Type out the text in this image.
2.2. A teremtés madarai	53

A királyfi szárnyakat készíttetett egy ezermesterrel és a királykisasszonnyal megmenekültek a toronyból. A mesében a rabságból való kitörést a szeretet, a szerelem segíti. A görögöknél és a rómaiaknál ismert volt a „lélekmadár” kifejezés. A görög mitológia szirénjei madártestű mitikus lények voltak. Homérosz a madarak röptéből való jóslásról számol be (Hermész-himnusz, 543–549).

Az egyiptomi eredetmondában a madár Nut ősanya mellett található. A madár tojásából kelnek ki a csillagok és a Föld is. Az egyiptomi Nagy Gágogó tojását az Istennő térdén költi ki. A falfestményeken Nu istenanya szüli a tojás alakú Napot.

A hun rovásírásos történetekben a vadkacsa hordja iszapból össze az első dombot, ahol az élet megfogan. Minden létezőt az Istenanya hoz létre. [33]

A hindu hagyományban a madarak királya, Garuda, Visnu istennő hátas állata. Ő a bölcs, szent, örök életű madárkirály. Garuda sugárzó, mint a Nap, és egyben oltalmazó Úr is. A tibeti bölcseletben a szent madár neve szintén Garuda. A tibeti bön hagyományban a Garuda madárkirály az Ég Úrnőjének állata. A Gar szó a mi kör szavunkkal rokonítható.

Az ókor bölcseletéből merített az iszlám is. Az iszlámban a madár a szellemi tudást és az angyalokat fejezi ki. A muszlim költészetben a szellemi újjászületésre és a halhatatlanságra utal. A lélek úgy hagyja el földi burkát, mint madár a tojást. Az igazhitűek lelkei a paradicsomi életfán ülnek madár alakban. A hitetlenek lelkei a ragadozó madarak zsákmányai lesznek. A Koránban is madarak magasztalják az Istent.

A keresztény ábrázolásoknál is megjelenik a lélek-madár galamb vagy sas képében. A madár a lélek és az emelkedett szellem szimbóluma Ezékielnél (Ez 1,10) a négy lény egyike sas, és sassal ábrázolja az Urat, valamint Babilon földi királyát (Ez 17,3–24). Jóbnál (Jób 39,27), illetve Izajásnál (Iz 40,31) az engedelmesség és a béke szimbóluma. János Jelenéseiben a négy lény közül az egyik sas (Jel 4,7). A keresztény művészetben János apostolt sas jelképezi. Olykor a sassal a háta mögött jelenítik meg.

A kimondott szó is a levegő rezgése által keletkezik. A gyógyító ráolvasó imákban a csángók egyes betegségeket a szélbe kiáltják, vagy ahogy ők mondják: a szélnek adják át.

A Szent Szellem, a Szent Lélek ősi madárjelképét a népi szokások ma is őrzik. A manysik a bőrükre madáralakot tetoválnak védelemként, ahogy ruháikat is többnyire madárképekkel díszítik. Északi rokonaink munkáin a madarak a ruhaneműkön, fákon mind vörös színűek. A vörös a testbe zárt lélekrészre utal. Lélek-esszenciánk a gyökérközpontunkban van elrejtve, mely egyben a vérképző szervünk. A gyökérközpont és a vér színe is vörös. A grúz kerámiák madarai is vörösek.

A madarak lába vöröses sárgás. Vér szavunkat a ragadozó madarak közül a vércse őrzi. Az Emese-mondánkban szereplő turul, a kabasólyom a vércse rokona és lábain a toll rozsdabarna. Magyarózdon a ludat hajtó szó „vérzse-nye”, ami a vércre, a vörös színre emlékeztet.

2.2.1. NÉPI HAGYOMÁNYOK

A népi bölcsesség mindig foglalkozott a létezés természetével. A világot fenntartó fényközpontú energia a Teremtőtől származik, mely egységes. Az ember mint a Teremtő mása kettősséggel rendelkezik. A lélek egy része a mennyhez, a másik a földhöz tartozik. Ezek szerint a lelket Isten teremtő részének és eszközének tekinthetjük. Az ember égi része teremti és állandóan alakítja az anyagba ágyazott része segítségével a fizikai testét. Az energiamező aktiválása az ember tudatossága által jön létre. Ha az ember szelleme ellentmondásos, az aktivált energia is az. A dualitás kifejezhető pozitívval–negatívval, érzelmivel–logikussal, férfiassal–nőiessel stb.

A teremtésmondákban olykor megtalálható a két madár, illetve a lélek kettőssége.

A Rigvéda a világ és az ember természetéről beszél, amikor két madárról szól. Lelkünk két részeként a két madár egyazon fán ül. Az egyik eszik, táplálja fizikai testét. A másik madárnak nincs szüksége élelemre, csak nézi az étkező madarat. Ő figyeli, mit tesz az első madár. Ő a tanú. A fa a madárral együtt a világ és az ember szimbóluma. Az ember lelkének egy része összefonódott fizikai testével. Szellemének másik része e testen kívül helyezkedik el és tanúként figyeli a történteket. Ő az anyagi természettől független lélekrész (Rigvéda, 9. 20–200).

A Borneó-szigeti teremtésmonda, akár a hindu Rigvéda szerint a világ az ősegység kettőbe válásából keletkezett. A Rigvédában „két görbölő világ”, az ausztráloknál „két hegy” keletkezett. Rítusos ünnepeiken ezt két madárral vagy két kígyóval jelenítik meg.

▬▬▬▬▬▬▬▬▬▬

## TO BE DONE
Write the data out again in full and exactly.

## COMPLETE ANSWER
Type out the text in this image.
2.2. A teremtés madarai	53

A királyfi szárnyakat készíttetett egy ezermesterrel és a királykisasszonnyal megmenekültek a toronyból. A mesében a rabságból való kitörést a szeretet, a szerelem segíti. A görögöknél és a rómaiaknál ismert volt a „lélekmadár” kifejezés. A görög mitológia szirénjei madártestű mitikus lények voltak. Homérosz a madarak röptéből való jóslásról számol be (Hermész-himnusz, 543–549).

Az egyiptomi eredetmondában a madár Nut ősanya mellett található. A madár tojásából kelnek ki a csillagok és a Föld is. Az egyiptomi Nagy Gágogó tojását az Istennő térdén költi ki. A falfestményeken Nu istenanya szüli a tojás alakú Napot.

A hun rovásírásos történetekben a vadkacsa hordja iszapból össze az első dombot, ahol az élet megfogan. Minden létezőt az Istenanya hoz létre. [33]

A hindu hagyományban a madarak királya, Garuda, Visnu istennő hátas állata. Ő a bölcs, szent, örök életű madárkirály. Garuda sugárzó, mint a Nap, és egyben oltalmazó Úr is. A tibeti bölcseletben a szent madár neve szintén Garuda. A tibeti bön hagyományban a Garuda madárkirály az Ég Úrnőjének állata. A Gar szó a mi kör szavunkkal rokonítható.

Az ókor bölcseletéből merített az iszlám is. Az iszlámban a madár a szellemi tudást és az angyalokat fejezi ki. A muszlim költészetben a szellemi újjászületésre és a halhatatlanságra utal. A lélek úgy hagyja el földi burkát, mint madár a tojást. Az igazhitűek lelkei a paradicsomi életfán ülnek madár alakban. A hitetlenek lelkei a ragadozó madarak zsákmányai lesznek. A Koránban is madarak magasztalják az Istent.

A keresztény ábrázolásoknál is megjelenik a lélek-madár galamb vagy sas képében. A madár a lélek és az emelkedett szellem szimbóluma Ezékielnél (Ez 1,10) a négy lény egyike sas, és sassal ábrázolja az Urat, valamint Babilon földi királyát (Ez 17,3–24). Jóbnál (Jób 39,27), illetve Izajásnál (Iz 40,31) az engedelmesség és a béke szimbóluma. János Jelenéseiben a négy lény közül az egyik sas (Jel 4,7). A keresztény művészetben János apostolt sas jelképezi. Olykor a sassal a háta mögött jelenítik meg.

A kimondott szó is a levegő rezgése által keletkezik. A gyógyító ráolvasó imákban a csángók egyes betegségeket a szélbe kiáltják, vagy ahogy ők mondják: a szélnek adják át.

A Szent Szellem, a Szent Lélek ősi madárjelképét a népi szokások ma is őrzik. A manysik a bőrükre madáralakot tetoválnak védelemként, ahogy ruháikat is többnyire madárképekkel díszítik. Északi rokonaink munkáin a madarak a ruhaneműkön, fákon mind vörös színűek. A vörös a testbe zárt lélekrészre utal. Lélek-esszenciánk a gyökérközpontunkban van elrejtve, mely egyben a vérképző szervünk. A gyökérközpont és a vér színe is vörös. A grúz kerámiák madarai is vörösek.

A madarak lába vöröses sárgás. Vér szavunkat a ragadozó madarak közül a vércse őrzi. Az Emese-mondánkban szereplő turul, a kabasólyom a vércse rokona és lábain a toll rozsdabarna. Magyarózdon a ludat hajtó szó „vérzse-nye”, ami a vércre, a vörös színre emlékeztet.

2.2.1. NÉPI HAGYOMÁNYOK

A népi bölcsesség mindig foglalkozott a létezés természetével. A világot fenntartó fényközpontú energia a Teremtőtől származik, mely egységes. Az ember mint a Teremtő mása kettősséggel rendelkezik. A lélek egy része a mennyhez, a másik a földhöz tartozik. Ezek szerint a lelket Isten teremtő részének és eszközének tekinthetjük. Az ember égi része teremti és állandóan alakítja az anyagba ágyazott része segítségével a fizikai testét. Az energiamező aktiválása az ember tudatossága által jön létre. Ha az ember szelleme ellentmondásos, az aktivált energia is az. A dualitás kifejezhető pozitívval–negatívval, érzelmivel–logikussal, férfiassal–nőiessel stb.

A teremtésmondákban olykor megtalálható a két madár, illetve a lélek kettőssége.

A Rigvéda a világ és az ember természetéről beszél, amikor két madárról szól. Lelkünk két részeként a két madár egyazon fán ül. Az egyik eszik, táplálja fizikai testét. A másik madárnak nincs szüksége élelemre, csak nézi az étkező madarat. Ő figyeli, mit tesz az első madár. Ő a tanú. A fa a madárral együtt a világ és az ember szimbóluma. Az ember lelkének egy része összefonódott fizikai testével. Szellemének másik része e testen kívül helyezkedik el és tanúként figyeli a történteket. Ő az anyagi természettől független lélekrész (Rigvéda, 9. 20–200).

A Borneó-szigeti teremtésmonda, akár a hindu Rigvéda szerint a világ az ősegység kettőbe válásából keletkezett. A Rigvédában „két görbölő világ”, az ausztráloknál „két hegy” keletkezett. Rítusos ünnepeiken ezt két madárral vagy két kígyóval jelenítik meg.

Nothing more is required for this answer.